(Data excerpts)
- - - - - - -

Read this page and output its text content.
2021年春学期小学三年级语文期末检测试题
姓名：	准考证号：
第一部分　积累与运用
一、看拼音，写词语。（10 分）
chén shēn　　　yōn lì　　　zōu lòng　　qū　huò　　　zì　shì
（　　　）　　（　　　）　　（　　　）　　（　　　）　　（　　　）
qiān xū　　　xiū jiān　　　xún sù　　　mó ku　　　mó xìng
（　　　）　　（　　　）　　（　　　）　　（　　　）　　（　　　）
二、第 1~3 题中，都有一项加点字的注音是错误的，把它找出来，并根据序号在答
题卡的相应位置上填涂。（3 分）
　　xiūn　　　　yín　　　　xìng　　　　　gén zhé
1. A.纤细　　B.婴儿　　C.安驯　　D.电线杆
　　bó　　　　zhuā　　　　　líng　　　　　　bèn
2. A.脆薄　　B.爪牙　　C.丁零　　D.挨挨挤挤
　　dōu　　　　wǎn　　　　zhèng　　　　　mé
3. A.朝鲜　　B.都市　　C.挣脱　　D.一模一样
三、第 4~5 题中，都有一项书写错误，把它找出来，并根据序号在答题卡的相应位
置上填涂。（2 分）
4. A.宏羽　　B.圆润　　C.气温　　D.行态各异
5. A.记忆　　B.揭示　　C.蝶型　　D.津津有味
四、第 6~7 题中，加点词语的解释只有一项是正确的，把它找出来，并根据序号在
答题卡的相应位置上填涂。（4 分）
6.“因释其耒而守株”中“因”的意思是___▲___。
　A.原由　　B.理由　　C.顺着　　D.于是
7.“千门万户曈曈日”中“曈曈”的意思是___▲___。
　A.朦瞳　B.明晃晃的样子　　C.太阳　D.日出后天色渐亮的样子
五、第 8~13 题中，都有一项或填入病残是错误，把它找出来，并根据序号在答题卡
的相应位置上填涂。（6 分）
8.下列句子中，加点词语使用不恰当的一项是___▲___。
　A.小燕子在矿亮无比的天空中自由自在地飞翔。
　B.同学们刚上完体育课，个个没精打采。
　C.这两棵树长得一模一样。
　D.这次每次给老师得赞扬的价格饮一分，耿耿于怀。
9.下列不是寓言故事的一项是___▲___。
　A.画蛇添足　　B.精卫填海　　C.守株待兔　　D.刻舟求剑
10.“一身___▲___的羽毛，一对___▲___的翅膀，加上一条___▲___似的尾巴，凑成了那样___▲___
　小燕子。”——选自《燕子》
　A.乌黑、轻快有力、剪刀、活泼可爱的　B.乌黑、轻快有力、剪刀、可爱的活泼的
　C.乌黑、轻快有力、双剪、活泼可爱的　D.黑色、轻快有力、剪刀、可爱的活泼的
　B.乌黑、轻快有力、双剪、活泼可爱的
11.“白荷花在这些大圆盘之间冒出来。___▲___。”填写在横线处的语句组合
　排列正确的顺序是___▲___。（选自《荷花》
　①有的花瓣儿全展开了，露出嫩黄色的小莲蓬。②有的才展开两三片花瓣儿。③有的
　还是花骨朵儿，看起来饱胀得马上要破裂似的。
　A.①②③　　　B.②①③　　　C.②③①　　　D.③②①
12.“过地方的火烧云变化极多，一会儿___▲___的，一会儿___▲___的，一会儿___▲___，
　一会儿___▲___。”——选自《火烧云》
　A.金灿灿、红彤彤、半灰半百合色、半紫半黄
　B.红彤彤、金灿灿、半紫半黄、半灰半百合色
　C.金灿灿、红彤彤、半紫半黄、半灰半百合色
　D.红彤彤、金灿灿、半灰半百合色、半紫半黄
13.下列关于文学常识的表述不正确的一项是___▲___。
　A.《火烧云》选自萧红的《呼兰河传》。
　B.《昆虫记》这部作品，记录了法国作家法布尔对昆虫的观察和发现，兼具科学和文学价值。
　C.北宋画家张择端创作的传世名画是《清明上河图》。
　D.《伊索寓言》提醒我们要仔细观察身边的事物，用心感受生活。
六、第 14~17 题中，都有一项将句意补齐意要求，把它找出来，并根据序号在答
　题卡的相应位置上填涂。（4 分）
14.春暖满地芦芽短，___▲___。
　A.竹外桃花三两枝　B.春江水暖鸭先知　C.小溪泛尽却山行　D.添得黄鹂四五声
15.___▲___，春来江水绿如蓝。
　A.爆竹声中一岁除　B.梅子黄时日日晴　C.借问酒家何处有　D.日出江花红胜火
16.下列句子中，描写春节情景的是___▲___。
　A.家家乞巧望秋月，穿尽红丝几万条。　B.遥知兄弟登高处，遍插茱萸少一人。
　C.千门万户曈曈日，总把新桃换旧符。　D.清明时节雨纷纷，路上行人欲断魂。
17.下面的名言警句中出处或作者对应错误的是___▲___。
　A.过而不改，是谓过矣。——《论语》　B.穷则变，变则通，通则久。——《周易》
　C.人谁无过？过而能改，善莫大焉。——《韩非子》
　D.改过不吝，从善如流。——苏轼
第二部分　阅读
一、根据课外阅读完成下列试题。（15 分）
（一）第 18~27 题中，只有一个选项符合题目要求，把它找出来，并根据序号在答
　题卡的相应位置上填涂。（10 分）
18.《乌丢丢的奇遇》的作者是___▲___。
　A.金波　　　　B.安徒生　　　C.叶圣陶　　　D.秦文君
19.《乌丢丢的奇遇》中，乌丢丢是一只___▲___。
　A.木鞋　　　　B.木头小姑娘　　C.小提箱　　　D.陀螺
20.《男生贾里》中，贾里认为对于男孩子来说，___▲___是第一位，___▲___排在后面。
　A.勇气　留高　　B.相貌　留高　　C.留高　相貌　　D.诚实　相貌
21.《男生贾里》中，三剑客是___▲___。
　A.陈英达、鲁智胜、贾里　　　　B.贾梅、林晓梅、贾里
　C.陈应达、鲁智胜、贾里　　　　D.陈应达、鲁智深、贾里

- - - - - - -

**Instructions to follow**
Restate the whole of the material exactly.

**Task response**
Read this page and output its text content.
2021年春学期小学三年级语文期末检测试题
姓名：	准考证号：
第一部分　积累与运用
一、看拼音，写词语。（10 分）
chén shēn　　　yōn lì　　　zōu lòng　　qū　huò　　　zì　shì
（　　　）　　（　　　）　　（　　　）　　（　　　）　　（　　　）
qiān xū　　　xiū jiān　　　xún sù　　　mó ku　　　mó xìng
（　　　）　　（　　　）　　（　　　）　　（　　　）　　（　　　）
二、第 1~3 题中，都有一项加点字的注音是错误的，把它找出来，并根据序号在答
题卡的相应位置上填涂。（3 分）
　　xiūn　　　　yín　　　　xìng　　　　　gén zhé
1. A.纤细　　B.婴儿　　C.安驯　　D.电线杆
　　bó　　　　zhuā　　　　　líng　　　　　　bèn
2. A.脆薄　　B.爪牙　　C.丁零　　D.挨挨挤挤
　　dōu　　　　wǎn　　　　zhèng　　　　　mé
3. A.朝鲜　　B.都市　　C.挣脱　　D.一模一样
三、第 4~5 题中，都有一项书写错误，把它找出来，并根据序号在答题卡的相应位
置上填涂。（2 分）
4. A.宏羽　　B.圆润　　C.气温　　D.行态各异
5. A.记忆　　B.揭示　　C.蝶型　　D.津津有味
四、第 6~7 题中，加点词语的解释只有一项是正确的，把它找出来，并根据序号在
答题卡的相应位置上填涂。（4 分）
6.“因释其耒而守株”中“因”的意思是___▲___。
　A.原由　　B.理由　　C.顺着　　D.于是
7.“千门万户曈曈日”中“曈曈”的意思是___▲___。
　A.朦瞳　B.明晃晃的样子　　C.太阳　D.日出后天色渐亮的样子
五、第 8~13 题中，都有一项或填入病残是错误，把它找出来，并根据序号在答题卡
的相应位置上填涂。（6 分）
8.下列句子中，加点词语使用不恰当的一项是___▲___。
　A.小燕子在矿亮无比的天空中自由自在地飞翔。
　B.同学们刚上完体育课，个个没精打采。
　C.这两棵树长得一模一样。
　D.这次每次给老师得赞扬的价格饮一分，耿耿于怀。
9.下列不是寓言故事的一项是___▲___。
　A.画蛇添足　　B.精卫填海　　C.守株待兔　　D.刻舟求剑
10.“一身___▲___的羽毛，一对___▲___的翅膀，加上一条___▲___似的尾巴，凑成了那样___▲___
　小燕子。”——选自《燕子》
　A.乌黑、轻快有力、剪刀、活泼可爱的　B.乌黑、轻快有力、剪刀、可爱的活泼的
　C.乌黑、轻快有力、双剪、活泼可爱的　D.黑色、轻快有力、剪刀、可爱的活泼的
　B.乌黑、轻快有力、双剪、活泼可爱的
11.“白荷花在这些大圆盘之间冒出来。___▲___。”填写在横线处的语句组合
　排列正确的顺序是___▲___。（选自《荷花》
　①有的花瓣儿全展开了，露出嫩黄色的小莲蓬。②有的才展开两三片花瓣儿。③有的
　还是花骨朵儿，看起来饱胀得马上要破裂似的。
　A.①②③　　　B.②①③　　　C.②③①　　　D.③②①
12.“过地方的火烧云变化极多，一会儿___▲___的，一会儿___▲___的，一会儿___▲___，
　一会儿___▲___。”——选自《火烧云》
　A.金灿灿、红彤彤、半灰半百合色、半紫半黄
　B.红彤彤、金灿灿、半紫半黄、半灰半百合色
　C.金灿灿、红彤彤、半紫半黄、半灰半百合色
　D.红彤彤、金灿灿、半灰半百合色、半紫半黄
13.下列关于文学常识的表述不正确的一项是___▲___。
　A.《火烧云》选自萧红的《呼兰河传》。
　B.《昆虫记》这部作品，记录了法国作家法布尔对昆虫的观察和发现，兼具科学和文学价值。
　C.北宋画家张择端创作的传世名画是《清明上河图》。
　D.《伊索寓言》提醒我们要仔细观察身边的事物，用心感受生活。
六、第 14~17 题中，都有一项将句意补齐意要求，把它找出来，并根据序号在答
　题卡的相应位置上填涂。（4 分）
14.春暖满地芦芽短，___▲___。
　A.竹外桃花三两枝　B.春江水暖鸭先知　C.小溪泛尽却山行　D.添得黄鹂四五声
15.___▲___，春来江水绿如蓝。
　A.爆竹声中一岁除　B.梅子黄时日日晴　C.借问酒家何处有　D.日出江花红胜火
16.下列句子中，描写春节情景的是___▲___。
　A.家家乞巧望秋月，穿尽红丝几万条。　B.遥知兄弟登高处，遍插茱萸少一人。
　C.千门万户曈曈日，总把新桃换旧符。　D.清明时节雨纷纷，路上行人欲断魂。
17.下面的名言警句中出处或作者对应错误的是___▲___。
　A.过而不改，是谓过矣。——《论语》　B.穷则变，变则通，通则久。——《周易》
　C.人谁无过？过而能改，善莫大焉。——《韩非子》
　D.改过不吝，从善如流。——苏轼
第二部分　阅读
一、根据课外阅读完成下列试题。（15 分）
（一）第 18~27 题中，只有一个选项符合题目要求，把它找出来，并根据序号在答
　题卡的相应位置上填涂。（10 分）
18.《乌丢丢的奇遇》的作者是___▲___。
　A.金波　　　　B.安徒生　　　C.叶圣陶　　　D.秦文君
19.《乌丢丢的奇遇》中，乌丢丢是一只___▲___。
　A.木鞋　　　　B.木头小姑娘　　C.小提箱　　　D.陀螺
20.《男生贾里》中，贾里认为对于男孩子来说，___▲___是第一位，___▲___排在后面。
　A.勇气　留高　　B.相貌　留高　　C.留高　相貌　　D.诚实　相貌
21.《男生贾里》中，三剑客是___▲___。
　A.陈英达、鲁智胜、贾里　　　　B.贾梅、林晓梅、贾里
　C.陈应达、鲁智胜、贾里　　　　D.陈应达、鲁智深、贾里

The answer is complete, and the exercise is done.